[Source data]

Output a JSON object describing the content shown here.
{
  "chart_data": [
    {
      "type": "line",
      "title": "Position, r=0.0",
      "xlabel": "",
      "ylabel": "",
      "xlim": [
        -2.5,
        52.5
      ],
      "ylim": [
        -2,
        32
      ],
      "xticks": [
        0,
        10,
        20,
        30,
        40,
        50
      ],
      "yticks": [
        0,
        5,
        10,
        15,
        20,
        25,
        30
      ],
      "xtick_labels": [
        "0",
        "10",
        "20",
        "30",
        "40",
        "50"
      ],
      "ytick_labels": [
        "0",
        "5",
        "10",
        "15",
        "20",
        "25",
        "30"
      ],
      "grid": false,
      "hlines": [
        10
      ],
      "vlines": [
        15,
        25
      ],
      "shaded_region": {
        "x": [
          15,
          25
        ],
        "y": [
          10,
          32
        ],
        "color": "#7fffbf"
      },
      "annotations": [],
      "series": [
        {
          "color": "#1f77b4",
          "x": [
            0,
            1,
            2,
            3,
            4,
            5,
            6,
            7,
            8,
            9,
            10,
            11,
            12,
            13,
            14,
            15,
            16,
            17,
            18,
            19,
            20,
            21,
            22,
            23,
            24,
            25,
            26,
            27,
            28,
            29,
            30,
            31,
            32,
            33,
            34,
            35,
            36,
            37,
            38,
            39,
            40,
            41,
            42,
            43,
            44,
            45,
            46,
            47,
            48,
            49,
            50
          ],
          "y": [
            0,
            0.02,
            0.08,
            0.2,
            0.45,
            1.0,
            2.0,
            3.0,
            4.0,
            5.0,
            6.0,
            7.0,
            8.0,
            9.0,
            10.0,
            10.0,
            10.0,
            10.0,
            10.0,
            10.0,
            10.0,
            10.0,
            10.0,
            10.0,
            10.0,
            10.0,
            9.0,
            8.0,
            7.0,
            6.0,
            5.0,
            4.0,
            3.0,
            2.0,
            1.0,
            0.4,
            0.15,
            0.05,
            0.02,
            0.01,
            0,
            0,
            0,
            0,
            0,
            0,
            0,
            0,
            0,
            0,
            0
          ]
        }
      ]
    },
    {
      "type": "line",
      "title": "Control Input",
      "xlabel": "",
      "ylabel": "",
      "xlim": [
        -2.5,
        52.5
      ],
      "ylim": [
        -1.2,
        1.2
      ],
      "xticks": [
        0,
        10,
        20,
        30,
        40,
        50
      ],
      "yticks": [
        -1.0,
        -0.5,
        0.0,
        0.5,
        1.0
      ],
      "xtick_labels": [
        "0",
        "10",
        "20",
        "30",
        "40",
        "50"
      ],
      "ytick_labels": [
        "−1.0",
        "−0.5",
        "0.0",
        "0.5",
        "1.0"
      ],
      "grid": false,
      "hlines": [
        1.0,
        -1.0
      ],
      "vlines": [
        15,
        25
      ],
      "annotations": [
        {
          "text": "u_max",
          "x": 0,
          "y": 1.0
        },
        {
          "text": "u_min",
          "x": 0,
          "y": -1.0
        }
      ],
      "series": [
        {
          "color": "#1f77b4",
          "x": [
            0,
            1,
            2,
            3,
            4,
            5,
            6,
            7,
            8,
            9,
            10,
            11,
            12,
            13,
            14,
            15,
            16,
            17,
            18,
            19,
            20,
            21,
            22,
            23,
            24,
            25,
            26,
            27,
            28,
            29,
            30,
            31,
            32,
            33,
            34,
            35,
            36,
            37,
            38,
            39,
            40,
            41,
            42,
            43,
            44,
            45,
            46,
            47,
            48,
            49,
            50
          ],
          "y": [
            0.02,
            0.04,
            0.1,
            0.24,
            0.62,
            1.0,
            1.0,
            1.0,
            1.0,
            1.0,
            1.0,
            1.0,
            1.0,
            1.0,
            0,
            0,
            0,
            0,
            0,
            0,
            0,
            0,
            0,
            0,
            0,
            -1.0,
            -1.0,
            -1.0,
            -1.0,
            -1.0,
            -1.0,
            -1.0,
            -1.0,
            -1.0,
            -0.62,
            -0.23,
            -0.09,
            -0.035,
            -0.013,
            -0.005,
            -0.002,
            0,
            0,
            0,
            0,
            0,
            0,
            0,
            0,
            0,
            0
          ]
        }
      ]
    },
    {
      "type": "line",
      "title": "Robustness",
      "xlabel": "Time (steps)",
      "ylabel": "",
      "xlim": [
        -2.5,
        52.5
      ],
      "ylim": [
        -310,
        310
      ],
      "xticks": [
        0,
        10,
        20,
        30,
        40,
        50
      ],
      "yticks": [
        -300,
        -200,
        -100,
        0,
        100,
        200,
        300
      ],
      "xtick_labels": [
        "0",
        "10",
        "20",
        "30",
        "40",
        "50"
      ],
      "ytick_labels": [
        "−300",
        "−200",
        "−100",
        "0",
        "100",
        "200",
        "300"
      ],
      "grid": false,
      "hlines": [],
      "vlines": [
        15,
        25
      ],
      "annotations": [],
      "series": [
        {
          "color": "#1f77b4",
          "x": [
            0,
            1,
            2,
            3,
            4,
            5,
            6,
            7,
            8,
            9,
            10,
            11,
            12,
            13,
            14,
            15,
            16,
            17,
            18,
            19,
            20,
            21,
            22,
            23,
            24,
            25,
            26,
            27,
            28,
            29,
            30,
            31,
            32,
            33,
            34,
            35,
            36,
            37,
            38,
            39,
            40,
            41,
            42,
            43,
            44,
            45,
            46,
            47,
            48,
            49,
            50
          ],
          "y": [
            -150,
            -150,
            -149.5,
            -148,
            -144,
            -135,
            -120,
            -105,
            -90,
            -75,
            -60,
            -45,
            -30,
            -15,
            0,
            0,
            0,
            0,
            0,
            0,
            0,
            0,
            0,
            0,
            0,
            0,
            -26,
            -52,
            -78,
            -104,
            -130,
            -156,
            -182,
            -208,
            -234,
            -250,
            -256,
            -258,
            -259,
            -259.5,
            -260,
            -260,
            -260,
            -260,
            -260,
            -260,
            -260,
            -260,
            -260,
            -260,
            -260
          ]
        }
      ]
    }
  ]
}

▸ **Work required**: Write out every record verbatim.

▸ **Task answer**:
Output a JSON object describing the content shown here.
{
  "chart_data": [
    {
      "type": "line",
      "title": "Position, r=0.0",
      "xlabel": "",
      "ylabel": "",
      "xlim": [
        -2.5,
        52.5
      ],
      "ylim": [
        -2,
        32
      ],
      "xticks": [
        0,
        10,
        20,
        30,
        40,
        50
      ],
      "yticks": [
        0,
        5,
        10,
        15,
        20,
        25,
        30
      ],
      "xtick_labels": [
        "0",
        "10",
        "20",
        "30",
        "40",
        "50"
      ],
      "ytick_labels": [
        "0",
        "5",
        "10",
        "15",
        "20",
        "25",
        "30"
      ],
      "grid": false,
      "hlines": [
        10
      ],
      "vlines": [
        15,
        25
      ],
      "shaded_region": {
        "x": [
          15,
          25
        ],
        "y": [
          10,
          32
        ],
        "color": "#7fffbf"
      },
      "annotations": [],
      "series": [
        {
          "color": "#1f77b4",
          "x": [
            0,
            1,
            2,
            3,
            4,
            5,
            6,
            7,
            8,
            9,
            10,
            11,
            12,
            13,
            14,
            15,
            16,
            17,
            18,
            19,
            20,
            21,
            22,
            23,
            24,
            25,
            26,
            27,
            28,
            29,
            30,
            31,
            32,
            33,
            34,
            35,
            36,
            37,
            38,
            39,
            40,
            41,
            42,
            43,
            44,
            45,
            46,
            47,
            48,
            49,
            50
          ],
          "y": [
            0,
            0.02,
            0.08,
            0.2,
            0.45,
            1.0,
            2.0,
            3.0,
            4.0,
            5.0,
            6.0,
            7.0,
            8.0,
            9.0,
            10.0,
            10.0,
            10.0,
            10.0,
            10.0,
            10.0,
            10.0,
            10.0,
            10.0,
            10.0,
            10.0,
            10.0,
            9.0,
            8.0,
            7.0,
            6.0,
            5.0,
            4.0,
            3.0,
            2.0,
            1.0,
            0.4,
            0.15,
            0.05,
            0.02,
            0.01,
            0,
            0,
            0,
            0,
            0,
            0,
            0,
            0,
            0,
            0,
            0
          ]
        }
      ]
    },
    {
      "type": "line",
      "title": "Control Input",
      "xlabel": "",
      "ylabel": "",
      "xlim": [
        -2.5,
        52.5
      ],
      "ylim": [
        -1.2,
        1.2
      ],
      "xticks": [
        0,
        10,
        20,
        30,
        40,
        50
      ],
      "yticks": [
        -1.0,
        -0.5,
        0.0,
        0.5,
        1.0
      ],
      "xtick_labels": [
        "0",
        "10",
        "20",
        "30",
        "40",
        "50"
      ],
      "ytick_labels": [
        "−1.0",
        "−0.5",
        "0.0",
        "0.5",
        "1.0"
      ],
      "grid": false,
      "hlines": [
        1.0,
        -1.0
      ],
      "vlines": [
        15,
        25
      ],
      "annotations": [
        {
          "text": "u_max",
          "x": 0,
          "y": 1.0
        },
        {
          "text": "u_min",
          "x": 0,
          "y": -1.0
        }
      ],
      "series": [
        {
          "color": "#1f77b4",
          "x": [
            0,
            1,
            2,
            3,
            4,
            5,
            6,
            7,
            8,
            9,
            10,
            11,
            12,
            13,
            14,
            15,
            16,
            17,
            18,
            19,
            20,
            21,
            22,
            23,
            24,
            25,
            26,
            27,
            28,
            29,
            30,
            31,
            32,
            33,
            34,
            35,
            36,
            37,
            38,
            39,
            40,
            41,
            42,
            43,
            44,
            45,
            46,
            47,
            48,
            49,
            50
          ],
          "y": [
            0.02,
            0.04,
            0.1,
            0.24,
            0.62,
            1.0,
            1.0,
            1.0,
            1.0,
            1.0,
            1.0,
            1.0,
            1.0,
            1.0,
            0,
            0,
            0,
            0,
            0,
            0,
            0,
            0,
            0,
            0,
            0,
            -1.0,
            -1.0,
            -1.0,
            -1.0,
            -1.0,
            -1.0,
            -1.0,
            -1.0,
            -1.0,
            -0.62,
            -0.23,
            -0.09,
            -0.035,
            -0.013,
            -0.005,
            -0.002,
            0,
            0,
            0,
            0,
            0,
            0,
            0,
            0,
            0,
            0
          ]
        }
      ]
    },
    {
      "type": "line",
      "title": "Robustness",
      "xlabel": "Time (steps)",
      "ylabel": "",
      "xlim": [
        -2.5,
        52.5
      ],
      "ylim": [
        -310,
        310
      ],
      "xticks": [
        0,
        10,
        20,
        30,
        40,
        50
      ],
      "yticks": [
        -300,
        -200,
        -100,
        0,
        100,
        200,
        300
      ],
      "xtick_labels": [
        "0",
        "10",
        "20",
        "30",
        "40",
        "50"
      ],
      "ytick_labels": [
        "−300",
        "−200",
        "−100",
        "0",
        "100",
        "200",
        "300"
      ],
      "grid": false,
      "hlines": [],
      "vlines": [
        15,
        25
      ],
      "annotations": [],
      "series": [
        {
          "color": "#1f77b4",
          "x": [
            0,
            1,
            2,
            3,
            4,
            5,
            6,
            7,
            8,
            9,
            10,
            11,
            12,
            13,
            14,
            15,
            16,
            17,
            18,
            19,
            20,
            21,
            22,
            23,
            24,
            25,
            26,
            27,
            28,
            29,
            30,
            31,
            32,
            33,
            34,
            35,
            36,
            37,
            38,
            39,
            40,
            41,
            42,
            43,
            44,
            45,
            46,
            47,
            48,
            49,
            50
          ],
          "y": [
            -150,
            -150,
            -149.5,
            -148,
            -144,
            -135,
            -120,
            -105,
            -90,
            -75,
            -60,
            -45,
            -30,
            -15,
            0,
            0,
            0,
            0,
            0,
            0,
            0,
            0,
            0,
            0,
            0,
            0,
            -26,
            -52,
            -78,
            -104,
            -130,
            -156,
            -182,
            -208,
            -234,
            -250,
            -256,
            -258,
            -259,
            -259.5,
            -260,
            -260,
            -260,
            -260,
            -260,
            -260,
            -260,
            -260,
            -260,
            -260,
            -260
          ]
        }
      ]
    }
  ]
}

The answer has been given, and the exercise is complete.